Determine which lines contain the word "What", then copy those lines.

Data extract —
********

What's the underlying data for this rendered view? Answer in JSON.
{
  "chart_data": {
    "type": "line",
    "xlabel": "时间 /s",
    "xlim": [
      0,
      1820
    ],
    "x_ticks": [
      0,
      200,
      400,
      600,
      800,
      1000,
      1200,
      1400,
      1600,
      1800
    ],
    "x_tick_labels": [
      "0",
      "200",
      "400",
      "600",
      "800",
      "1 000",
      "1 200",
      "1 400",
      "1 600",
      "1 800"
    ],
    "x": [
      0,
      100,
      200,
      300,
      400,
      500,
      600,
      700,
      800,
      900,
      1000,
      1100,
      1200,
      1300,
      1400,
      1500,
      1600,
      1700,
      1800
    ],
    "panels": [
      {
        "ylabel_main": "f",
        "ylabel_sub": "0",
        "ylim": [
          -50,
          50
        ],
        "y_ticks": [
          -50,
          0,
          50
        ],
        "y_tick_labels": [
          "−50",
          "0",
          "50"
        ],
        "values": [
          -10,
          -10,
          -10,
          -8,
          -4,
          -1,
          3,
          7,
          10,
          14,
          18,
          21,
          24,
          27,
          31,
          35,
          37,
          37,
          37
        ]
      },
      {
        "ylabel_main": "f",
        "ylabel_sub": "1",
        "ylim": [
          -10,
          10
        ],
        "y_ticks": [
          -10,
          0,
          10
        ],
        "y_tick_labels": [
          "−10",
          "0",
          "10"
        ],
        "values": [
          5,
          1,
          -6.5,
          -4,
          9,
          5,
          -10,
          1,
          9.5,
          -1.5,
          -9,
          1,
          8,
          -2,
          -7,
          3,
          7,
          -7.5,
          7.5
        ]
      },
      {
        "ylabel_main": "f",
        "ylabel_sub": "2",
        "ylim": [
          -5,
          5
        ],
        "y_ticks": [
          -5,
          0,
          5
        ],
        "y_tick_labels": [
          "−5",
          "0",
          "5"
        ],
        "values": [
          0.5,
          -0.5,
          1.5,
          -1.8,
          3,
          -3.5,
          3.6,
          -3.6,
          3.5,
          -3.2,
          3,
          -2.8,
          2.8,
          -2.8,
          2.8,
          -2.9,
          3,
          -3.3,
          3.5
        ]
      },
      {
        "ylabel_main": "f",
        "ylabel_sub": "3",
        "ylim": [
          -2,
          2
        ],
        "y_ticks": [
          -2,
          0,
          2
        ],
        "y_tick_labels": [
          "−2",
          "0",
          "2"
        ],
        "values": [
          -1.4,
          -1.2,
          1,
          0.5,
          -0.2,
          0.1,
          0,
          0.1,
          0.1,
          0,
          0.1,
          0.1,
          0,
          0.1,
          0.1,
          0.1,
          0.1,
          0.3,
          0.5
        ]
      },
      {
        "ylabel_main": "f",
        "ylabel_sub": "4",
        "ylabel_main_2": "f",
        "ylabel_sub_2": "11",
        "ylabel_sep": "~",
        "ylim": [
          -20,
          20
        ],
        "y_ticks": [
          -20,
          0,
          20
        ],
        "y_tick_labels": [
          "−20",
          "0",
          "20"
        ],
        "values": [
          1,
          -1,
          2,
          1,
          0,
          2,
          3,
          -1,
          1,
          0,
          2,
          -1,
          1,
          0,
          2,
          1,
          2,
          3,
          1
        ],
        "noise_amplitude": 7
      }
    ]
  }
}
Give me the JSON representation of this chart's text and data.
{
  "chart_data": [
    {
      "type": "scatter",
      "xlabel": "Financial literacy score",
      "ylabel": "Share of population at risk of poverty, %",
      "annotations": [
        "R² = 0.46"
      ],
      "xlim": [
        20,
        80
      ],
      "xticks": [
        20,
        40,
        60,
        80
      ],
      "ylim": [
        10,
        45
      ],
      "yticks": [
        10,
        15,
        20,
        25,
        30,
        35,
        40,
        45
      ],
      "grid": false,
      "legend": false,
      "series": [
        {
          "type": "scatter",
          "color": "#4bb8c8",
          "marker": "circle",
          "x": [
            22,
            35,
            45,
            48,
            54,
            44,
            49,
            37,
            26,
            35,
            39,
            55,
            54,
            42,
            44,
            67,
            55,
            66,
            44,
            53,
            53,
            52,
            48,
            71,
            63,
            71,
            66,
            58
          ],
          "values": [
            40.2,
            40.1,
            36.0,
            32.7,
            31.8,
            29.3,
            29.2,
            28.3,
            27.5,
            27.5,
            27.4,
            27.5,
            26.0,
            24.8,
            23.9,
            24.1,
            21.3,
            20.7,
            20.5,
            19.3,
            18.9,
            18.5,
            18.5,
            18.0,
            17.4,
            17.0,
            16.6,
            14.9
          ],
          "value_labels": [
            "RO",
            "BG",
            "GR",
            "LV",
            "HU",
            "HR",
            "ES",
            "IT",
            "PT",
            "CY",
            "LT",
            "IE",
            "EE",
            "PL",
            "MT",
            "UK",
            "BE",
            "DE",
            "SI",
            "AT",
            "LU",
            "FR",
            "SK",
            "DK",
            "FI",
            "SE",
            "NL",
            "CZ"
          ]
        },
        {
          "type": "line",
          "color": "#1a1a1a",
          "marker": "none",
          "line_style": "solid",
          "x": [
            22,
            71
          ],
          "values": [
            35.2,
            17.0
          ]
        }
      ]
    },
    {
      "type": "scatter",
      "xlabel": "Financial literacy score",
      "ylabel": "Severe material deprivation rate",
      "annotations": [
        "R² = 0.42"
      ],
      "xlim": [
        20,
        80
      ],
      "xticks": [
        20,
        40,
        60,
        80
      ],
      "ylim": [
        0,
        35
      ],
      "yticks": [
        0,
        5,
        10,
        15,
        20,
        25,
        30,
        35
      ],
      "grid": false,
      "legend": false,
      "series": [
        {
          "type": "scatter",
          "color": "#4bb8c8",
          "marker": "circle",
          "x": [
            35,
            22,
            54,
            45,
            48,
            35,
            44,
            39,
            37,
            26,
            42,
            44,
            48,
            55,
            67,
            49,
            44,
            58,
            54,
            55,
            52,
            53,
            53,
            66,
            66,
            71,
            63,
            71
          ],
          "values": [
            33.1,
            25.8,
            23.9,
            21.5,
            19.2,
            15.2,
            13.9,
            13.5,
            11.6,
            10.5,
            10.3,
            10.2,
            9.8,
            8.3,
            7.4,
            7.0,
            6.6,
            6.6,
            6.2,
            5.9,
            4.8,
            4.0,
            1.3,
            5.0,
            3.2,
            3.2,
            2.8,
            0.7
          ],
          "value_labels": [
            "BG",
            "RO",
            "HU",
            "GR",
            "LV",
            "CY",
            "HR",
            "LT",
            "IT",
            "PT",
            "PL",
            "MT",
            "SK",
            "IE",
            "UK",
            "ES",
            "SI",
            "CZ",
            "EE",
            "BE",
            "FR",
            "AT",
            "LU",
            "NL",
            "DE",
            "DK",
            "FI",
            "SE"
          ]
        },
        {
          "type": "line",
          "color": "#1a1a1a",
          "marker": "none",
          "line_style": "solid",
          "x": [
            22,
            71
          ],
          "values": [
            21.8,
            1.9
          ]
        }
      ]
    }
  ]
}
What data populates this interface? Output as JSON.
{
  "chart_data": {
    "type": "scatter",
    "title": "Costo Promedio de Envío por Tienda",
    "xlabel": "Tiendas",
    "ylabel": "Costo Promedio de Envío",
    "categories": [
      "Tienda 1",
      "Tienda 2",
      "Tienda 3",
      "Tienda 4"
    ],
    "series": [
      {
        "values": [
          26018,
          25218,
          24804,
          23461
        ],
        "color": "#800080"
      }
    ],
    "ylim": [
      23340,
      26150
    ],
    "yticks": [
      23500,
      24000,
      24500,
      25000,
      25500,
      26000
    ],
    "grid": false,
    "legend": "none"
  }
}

********

The response —
What's the underlying data for this rendered view? Answer in JSON.
What data populates this interface? Output as JSON.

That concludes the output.